**Task statement**
Extract each record and reproduce it exactly.
___ Dataset excerpts
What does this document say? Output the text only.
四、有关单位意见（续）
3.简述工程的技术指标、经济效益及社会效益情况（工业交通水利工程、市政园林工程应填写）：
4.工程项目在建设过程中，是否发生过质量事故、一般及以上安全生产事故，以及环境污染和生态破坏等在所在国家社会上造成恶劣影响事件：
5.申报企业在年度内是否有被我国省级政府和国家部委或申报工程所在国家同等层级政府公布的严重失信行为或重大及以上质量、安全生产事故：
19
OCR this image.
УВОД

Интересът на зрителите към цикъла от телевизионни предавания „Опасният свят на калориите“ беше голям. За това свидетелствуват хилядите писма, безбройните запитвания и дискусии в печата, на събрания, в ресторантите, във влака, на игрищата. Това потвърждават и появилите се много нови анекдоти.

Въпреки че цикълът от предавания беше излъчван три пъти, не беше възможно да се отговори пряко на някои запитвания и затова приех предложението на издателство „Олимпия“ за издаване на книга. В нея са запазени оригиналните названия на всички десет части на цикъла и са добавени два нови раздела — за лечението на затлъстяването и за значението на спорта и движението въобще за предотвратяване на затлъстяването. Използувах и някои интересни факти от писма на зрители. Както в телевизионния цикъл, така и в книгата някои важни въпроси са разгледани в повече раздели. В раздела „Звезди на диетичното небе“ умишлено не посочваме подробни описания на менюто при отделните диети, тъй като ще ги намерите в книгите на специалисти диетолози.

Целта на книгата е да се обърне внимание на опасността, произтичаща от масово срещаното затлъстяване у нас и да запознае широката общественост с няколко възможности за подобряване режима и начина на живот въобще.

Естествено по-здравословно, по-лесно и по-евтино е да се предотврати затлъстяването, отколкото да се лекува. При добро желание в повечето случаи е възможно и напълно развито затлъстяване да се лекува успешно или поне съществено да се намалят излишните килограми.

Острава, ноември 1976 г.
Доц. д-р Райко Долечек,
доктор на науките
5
______
**Output below**
What does this document say? Output the text only.
四、有关单位意见（续）
3.简述工程的技术指标、经济效益及社会效益情况（工业交通水利工程、市政园林工程应填写）：
4.工程项目在建设过程中，是否发生过质量事故、一般及以上安全生产事故，以及环境污染和生态破坏等在所在国家社会上造成恶劣影响事件：
5.申报企业在年度内是否有被我国省级政府和国家部委或申报工程所在国家同等层级政府公布的严重失信行为或重大及以上质量、安全生产事故：
19
OCR this image.
УВОД

Интересът на зрителите към цикъла от телевизионни предавания „Опасният свят на калориите“ беше голям. За това свидетелствуват хилядите писма, безбройните запитвания и дискусии в печата, на събрания, в ресторантите, във влака, на игрищата. Това потвърждават и появилите се много нови анекдоти.

Въпреки че цикълът от предавания беше излъчван три пъти, не беше възможно да се отговори пряко на някои запитвания и затова приех предложението на издателство „Олимпия“ за издаване на книга. В нея са запазени оригиналните названия на всички десет части на цикъла и са добавени два нови раздела — за лечението на затлъстяването и за значението на спорта и движението въобще за предотвратяване на затлъстяването. Използувах и някои интересни факти от писма на зрители. Както в телевизионния цикъл, така и в книгата някои важни въпроси са разгледани в повече раздели. В раздела „Звезди на диетичното небе“ умишлено не посочваме подробни описания на менюто при отделните диети, тъй като ще ги намерите в книгите на специалисти диетолози.

Целта на книгата е да се обърне внимание на опасността, произтичаща от масово срещаното затлъстяване у нас и да запознае широката общественост с няколко възможности за подобряване режима и начина на живот въобще.

Естествено по-здравословно, по-лесно и по-евтино е да се предотврати затлъстяването, отколкото да се лекува. При добро желание в повечето случаи е възможно и напълно развито затлъстяване да се лекува успешно или поне съществено да се намалят излишните килограми.

Острава, ноември 1976 г.
Доц. д-р Райко Долечек,
доктор на науките
5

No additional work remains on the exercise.